(Chart and figure data)

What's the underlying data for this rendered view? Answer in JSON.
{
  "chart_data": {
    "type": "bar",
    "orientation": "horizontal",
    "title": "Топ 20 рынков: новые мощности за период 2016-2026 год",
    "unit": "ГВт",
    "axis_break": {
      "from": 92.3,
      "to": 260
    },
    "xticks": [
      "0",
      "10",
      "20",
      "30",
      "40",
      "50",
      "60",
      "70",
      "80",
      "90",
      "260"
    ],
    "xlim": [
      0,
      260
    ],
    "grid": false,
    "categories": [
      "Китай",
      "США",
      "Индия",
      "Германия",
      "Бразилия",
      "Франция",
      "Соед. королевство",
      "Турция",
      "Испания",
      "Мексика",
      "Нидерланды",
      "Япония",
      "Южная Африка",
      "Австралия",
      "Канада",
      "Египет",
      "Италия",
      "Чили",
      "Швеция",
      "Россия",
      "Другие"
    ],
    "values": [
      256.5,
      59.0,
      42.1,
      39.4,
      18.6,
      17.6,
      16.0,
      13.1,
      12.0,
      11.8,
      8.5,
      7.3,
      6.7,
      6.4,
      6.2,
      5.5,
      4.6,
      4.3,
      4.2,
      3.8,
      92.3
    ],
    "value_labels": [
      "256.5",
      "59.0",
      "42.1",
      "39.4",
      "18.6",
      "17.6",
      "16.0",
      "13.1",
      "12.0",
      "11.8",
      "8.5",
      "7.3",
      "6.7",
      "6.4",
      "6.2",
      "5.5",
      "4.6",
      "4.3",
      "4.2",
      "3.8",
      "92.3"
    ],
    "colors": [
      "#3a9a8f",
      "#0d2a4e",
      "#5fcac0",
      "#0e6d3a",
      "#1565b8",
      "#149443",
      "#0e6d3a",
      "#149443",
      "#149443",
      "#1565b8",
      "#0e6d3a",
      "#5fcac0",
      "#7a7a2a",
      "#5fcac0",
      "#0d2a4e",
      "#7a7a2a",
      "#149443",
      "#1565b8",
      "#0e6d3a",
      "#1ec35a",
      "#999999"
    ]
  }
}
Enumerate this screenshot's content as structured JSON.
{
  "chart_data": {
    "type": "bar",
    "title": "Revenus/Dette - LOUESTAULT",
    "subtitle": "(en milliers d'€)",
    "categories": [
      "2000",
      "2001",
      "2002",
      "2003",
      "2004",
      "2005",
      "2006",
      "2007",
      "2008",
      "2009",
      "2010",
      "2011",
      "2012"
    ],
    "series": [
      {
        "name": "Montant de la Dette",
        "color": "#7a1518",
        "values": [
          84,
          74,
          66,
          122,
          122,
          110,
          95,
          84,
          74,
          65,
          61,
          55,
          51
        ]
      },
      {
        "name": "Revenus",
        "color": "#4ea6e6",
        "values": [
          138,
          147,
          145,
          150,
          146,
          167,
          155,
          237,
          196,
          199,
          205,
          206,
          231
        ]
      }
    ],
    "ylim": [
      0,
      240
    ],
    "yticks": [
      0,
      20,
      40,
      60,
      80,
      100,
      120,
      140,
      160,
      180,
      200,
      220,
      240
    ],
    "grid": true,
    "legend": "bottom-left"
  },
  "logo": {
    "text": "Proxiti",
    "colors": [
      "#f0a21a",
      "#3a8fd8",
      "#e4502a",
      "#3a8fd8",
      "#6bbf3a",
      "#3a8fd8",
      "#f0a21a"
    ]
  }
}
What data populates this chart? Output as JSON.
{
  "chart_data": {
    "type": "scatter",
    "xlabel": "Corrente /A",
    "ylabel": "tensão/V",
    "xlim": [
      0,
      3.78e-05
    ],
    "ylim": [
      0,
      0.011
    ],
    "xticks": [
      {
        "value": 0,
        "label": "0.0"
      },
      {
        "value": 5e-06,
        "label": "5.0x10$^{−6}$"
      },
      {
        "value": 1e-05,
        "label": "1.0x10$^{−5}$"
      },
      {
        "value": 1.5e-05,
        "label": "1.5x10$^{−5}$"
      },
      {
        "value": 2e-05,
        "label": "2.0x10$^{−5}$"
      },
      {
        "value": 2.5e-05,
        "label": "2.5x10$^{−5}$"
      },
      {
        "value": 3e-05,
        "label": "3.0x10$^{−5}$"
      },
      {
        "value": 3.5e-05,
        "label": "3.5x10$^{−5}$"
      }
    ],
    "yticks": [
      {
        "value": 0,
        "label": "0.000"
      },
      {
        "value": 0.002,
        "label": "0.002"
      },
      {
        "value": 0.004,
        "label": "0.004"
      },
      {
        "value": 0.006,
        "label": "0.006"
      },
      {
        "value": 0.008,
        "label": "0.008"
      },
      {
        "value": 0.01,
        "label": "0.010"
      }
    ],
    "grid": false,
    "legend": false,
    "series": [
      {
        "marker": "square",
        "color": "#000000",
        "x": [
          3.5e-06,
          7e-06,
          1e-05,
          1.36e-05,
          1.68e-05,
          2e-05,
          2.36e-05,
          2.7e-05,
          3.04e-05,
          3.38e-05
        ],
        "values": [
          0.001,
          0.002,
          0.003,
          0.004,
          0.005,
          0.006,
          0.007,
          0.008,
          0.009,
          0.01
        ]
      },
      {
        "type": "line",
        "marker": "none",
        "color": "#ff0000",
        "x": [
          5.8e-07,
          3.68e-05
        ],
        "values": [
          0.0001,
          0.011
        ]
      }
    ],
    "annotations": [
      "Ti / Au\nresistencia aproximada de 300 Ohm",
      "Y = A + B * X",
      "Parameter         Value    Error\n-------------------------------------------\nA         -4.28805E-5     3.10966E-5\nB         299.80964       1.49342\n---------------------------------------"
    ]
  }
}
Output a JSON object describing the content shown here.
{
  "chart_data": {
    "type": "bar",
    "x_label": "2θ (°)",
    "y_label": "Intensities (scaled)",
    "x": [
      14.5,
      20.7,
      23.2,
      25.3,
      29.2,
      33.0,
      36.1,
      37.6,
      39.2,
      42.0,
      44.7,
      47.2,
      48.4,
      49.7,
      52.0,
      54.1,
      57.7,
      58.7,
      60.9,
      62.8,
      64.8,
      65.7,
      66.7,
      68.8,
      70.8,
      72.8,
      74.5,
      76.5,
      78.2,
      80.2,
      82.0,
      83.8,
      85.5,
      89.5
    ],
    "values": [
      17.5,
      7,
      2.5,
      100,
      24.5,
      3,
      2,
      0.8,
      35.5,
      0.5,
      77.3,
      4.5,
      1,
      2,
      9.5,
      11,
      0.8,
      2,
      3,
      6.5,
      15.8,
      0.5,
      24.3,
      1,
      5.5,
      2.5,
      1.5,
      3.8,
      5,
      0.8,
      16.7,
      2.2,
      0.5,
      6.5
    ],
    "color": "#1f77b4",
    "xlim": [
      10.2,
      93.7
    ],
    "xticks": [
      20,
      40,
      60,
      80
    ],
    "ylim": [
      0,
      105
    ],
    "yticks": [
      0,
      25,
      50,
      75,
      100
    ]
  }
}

→ **What you will do**
Reproduce the full listing above, character for character.

→ **Solution to the exercise**
What's the underlying data for this rendered view? Answer in JSON.
{
  "chart_data": {
    "type": "bar",
    "orientation": "horizontal",
    "title": "Топ 20 рынков: новые мощности за период 2016-2026 год",
    "unit": "ГВт",
    "axis_break": {
      "from": 92.3,
      "to": 260
    },
    "xticks": [
      "0",
      "10",
      "20",
      "30",
      "40",
      "50",
      "60",
      "70",
      "80",
      "90",
      "260"
    ],
    "xlim": [
      0,
      260
    ],
    "grid": false,
    "categories": [
      "Китай",
      "США",
      "Индия",
      "Германия",
      "Бразилия",
      "Франция",
      "Соед. королевство",
      "Турция",
      "Испания",
      "Мексика",
      "Нидерланды",
      "Япония",
      "Южная Африка",
      "Австралия",
      "Канада",
      "Египет",
      "Италия",
      "Чили",
      "Швеция",
      "Россия",
      "Другие"
    ],
    "values": [
      256.5,
      59.0,
      42.1,
      39.4,
      18.6,
      17.6,
      16.0,
      13.1,
      12.0,
      11.8,
      8.5,
      7.3,
      6.7,
      6.4,
      6.2,
      5.5,
      4.6,
      4.3,
      4.2,
      3.8,
      92.3
    ],
    "value_labels": [
      "256.5",
      "59.0",
      "42.1",
      "39.4",
      "18.6",
      "17.6",
      "16.0",
      "13.1",
      "12.0",
      "11.8",
      "8.5",
      "7.3",
      "6.7",
      "6.4",
      "6.2",
      "5.5",
      "4.6",
      "4.3",
      "4.2",
      "3.8",
      "92.3"
    ],
    "colors": [
      "#3a9a8f",
      "#0d2a4e",
      "#5fcac0",
      "#0e6d3a",
      "#1565b8",
      "#149443",
      "#0e6d3a",
      "#149443",
      "#149443",
      "#1565b8",
      "#0e6d3a",
      "#5fcac0",
      "#7a7a2a",
      "#5fcac0",
      "#0d2a4e",
      "#7a7a2a",
      "#149443",
      "#1565b8",
      "#0e6d3a",
      "#1ec35a",
      "#999999"
    ]
  }
}
Enumerate this screenshot's content as structured JSON.
{
  "chart_data": {
    "type": "bar",
    "title": "Revenus/Dette - LOUESTAULT",
    "subtitle": "(en milliers d'€)",
    "categories": [
      "2000",
      "2001",
      "2002",
      "2003",
      "2004",
      "2005",
      "2006",
      "2007",
      "2008",
      "2009",
      "2010",
      "2011",
      "2012"
    ],
    "series": [
      {
        "name": "Montant de la Dette",
        "color": "#7a1518",
        "values": [
          84,
          74,
          66,
          122,
          122,
          110,
          95,
          84,
          74,
          65,
          61,
          55,
          51
        ]
      },
      {
        "name": "Revenus",
        "color": "#4ea6e6",
        "values": [
          138,
          147,
          145,
          150,
          146,
          167,
          155,
          237,
          196,
          199,
          205,
          206,
          231
        ]
      }
    ],
    "ylim": [
      0,
      240
    ],
    "yticks": [
      0,
      20,
      40,
      60,
      80,
      100,
      120,
      140,
      160,
      180,
      200,
      220,
      240
    ],
    "grid": true,
    "legend": "bottom-left"
  },
  "logo": {
    "text": "Proxiti",
    "colors": [
      "#f0a21a",
      "#3a8fd8",
      "#e4502a",
      "#3a8fd8",
      "#6bbf3a",
      "#3a8fd8",
      "#f0a21a"
    ]
  }
}
What data populates this chart? Output as JSON.
{
  "chart_data": {
    "type": "scatter",
    "xlabel": "Corrente /A",
    "ylabel": "tensão/V",
    "xlim": [
      0,
      3.78e-05
    ],
    "ylim": [
      0,
      0.011
    ],
    "xticks": [
      {
        "value": 0,
        "label": "0.0"
      },
      {
        "value": 5e-06,
        "label": "5.0x10$^{−6}$"
      },
      {
        "value": 1e-05,
        "label": "1.0x10$^{−5}$"
      },
      {
        "value": 1.5e-05,
        "label": "1.5x10$^{−5}$"
      },
      {
        "value": 2e-05,
        "label": "2.0x10$^{−5}$"
      },
      {
        "value": 2.5e-05,
        "label": "2.5x10$^{−5}$"
      },
      {
        "value": 3e-05,
        "label": "3.0x10$^{−5}$"
      },
      {
        "value": 3.5e-05,
        "label": "3.5x10$^{−5}$"
      }
    ],
    "yticks": [
      {
        "value": 0,
        "label": "0.000"
      },
      {
        "value": 0.002,
        "label": "0.002"
      },
      {
        "value": 0.004,
        "label": "0.004"
      },
      {
        "value": 0.006,
        "label": "0.006"
      },
      {
        "value": 0.008,
        "label": "0.008"
      },
      {
        "value": 0.01,
        "label": "0.010"
      }
    ],
    "grid": false,
    "legend": false,
    "series": [
      {
        "marker": "square",
        "color": "#000000",
        "x": [
          3.5e-06,
          7e-06,
          1e-05,
          1.36e-05,
          1.68e-05,
          2e-05,
          2.36e-05,
          2.7e-05,
          3.04e-05,
          3.38e-05
        ],
        "values": [
          0.001,
          0.002,
          0.003,
          0.004,
          0.005,
          0.006,
          0.007,
          0.008,
          0.009,
          0.01
        ]
      },
      {
        "type": "line",
        "marker": "none",
        "color": "#ff0000",
        "x": [
          5.8e-07,
          3.68e-05
        ],
        "values": [
          0.0001,
          0.011
        ]
      }
    ],
    "annotations": [
      "Ti / Au\nresistencia aproximada de 300 Ohm",
      "Y = A + B * X",
      "Parameter         Value    Error\n-------------------------------------------\nA         -4.28805E-5     3.10966E-5\nB         299.80964       1.49342\n---------------------------------------"
    ]
  }
}
Output a JSON object describing the content shown here.
{
  "chart_data": {
    "type": "bar",
    "x_label": "2θ (°)",
    "y_label": "Intensities (scaled)",
    "x": [
      14.5,
      20.7,
      23.2,
      25.3,
      29.2,
      33.0,
      36.1,
      37.6,
      39.2,
      42.0,
      44.7,
      47.2,
      48.4,
      49.7,
      52.0,
      54.1,
      57.7,
      58.7,
      60.9,
      62.8,
      64.8,
      65.7,
      66.7,
      68.8,
      70.8,
      72.8,
      74.5,
      76.5,
      78.2,
      80.2,
      82.0,
      83.8,
      85.5,
      89.5
    ],
    "values": [
      17.5,
      7,
      2.5,
      100,
      24.5,
      3,
      2,
      0.8,
      35.5,
      0.5,
      77.3,
      4.5,
      1,
      2,
      9.5,
      11,
      0.8,
      2,
      3,
      6.5,
      15.8,
      0.5,
      24.3,
      1,
      5.5,
      2.5,
      1.5,
      3.8,
      5,
      0.8,
      16.7,
      2.2,
      0.5,
      6.5
    ],
    "color": "#1f77b4",
    "xlim": [
      10.2,
      93.7
    ],
    "xticks": [
      20,
      40,
      60,
      80
    ],
    "ylim": [
      0,
      105
    ],
    "yticks": [
      0,
      25,
      50,
      75,
      100
    ]
  }
}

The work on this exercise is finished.